Stored dataset items:

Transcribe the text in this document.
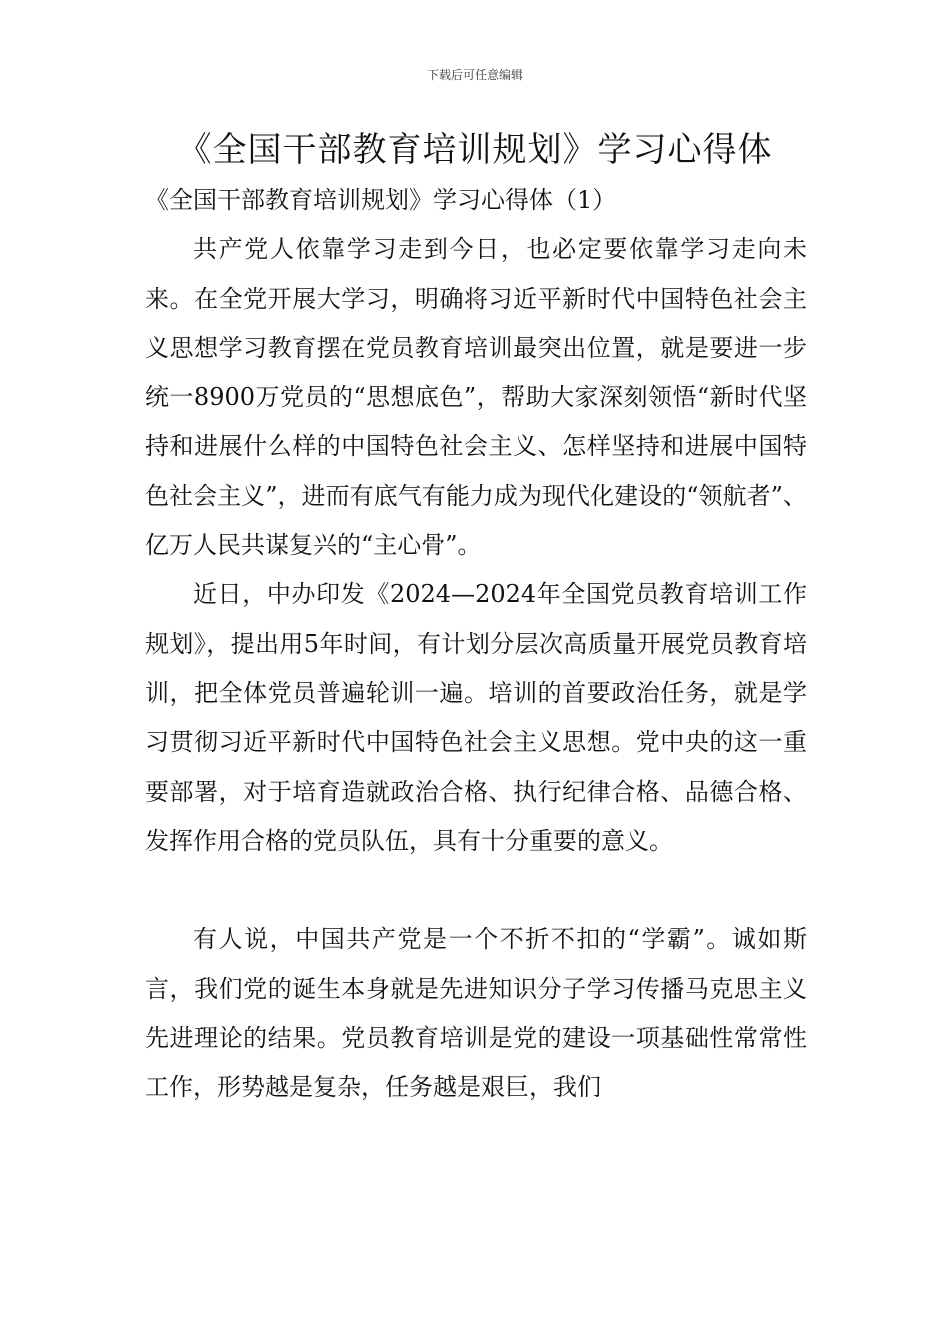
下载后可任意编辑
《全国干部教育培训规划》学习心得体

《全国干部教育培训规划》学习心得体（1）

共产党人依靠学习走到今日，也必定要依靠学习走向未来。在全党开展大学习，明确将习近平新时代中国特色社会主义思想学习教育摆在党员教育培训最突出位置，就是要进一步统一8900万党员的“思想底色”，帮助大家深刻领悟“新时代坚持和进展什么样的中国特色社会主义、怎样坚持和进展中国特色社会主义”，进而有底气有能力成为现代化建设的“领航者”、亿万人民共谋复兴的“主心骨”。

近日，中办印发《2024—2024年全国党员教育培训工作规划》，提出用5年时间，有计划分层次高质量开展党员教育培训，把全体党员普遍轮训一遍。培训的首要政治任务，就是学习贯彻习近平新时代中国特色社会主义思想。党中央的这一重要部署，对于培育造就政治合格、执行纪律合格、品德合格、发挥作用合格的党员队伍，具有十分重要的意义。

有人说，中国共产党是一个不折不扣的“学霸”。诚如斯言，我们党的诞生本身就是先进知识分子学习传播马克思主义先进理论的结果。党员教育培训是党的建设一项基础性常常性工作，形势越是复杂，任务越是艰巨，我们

What you need to do —
Count the lines that hold the string "学习心得体" and state that number alone.

Correct response —
2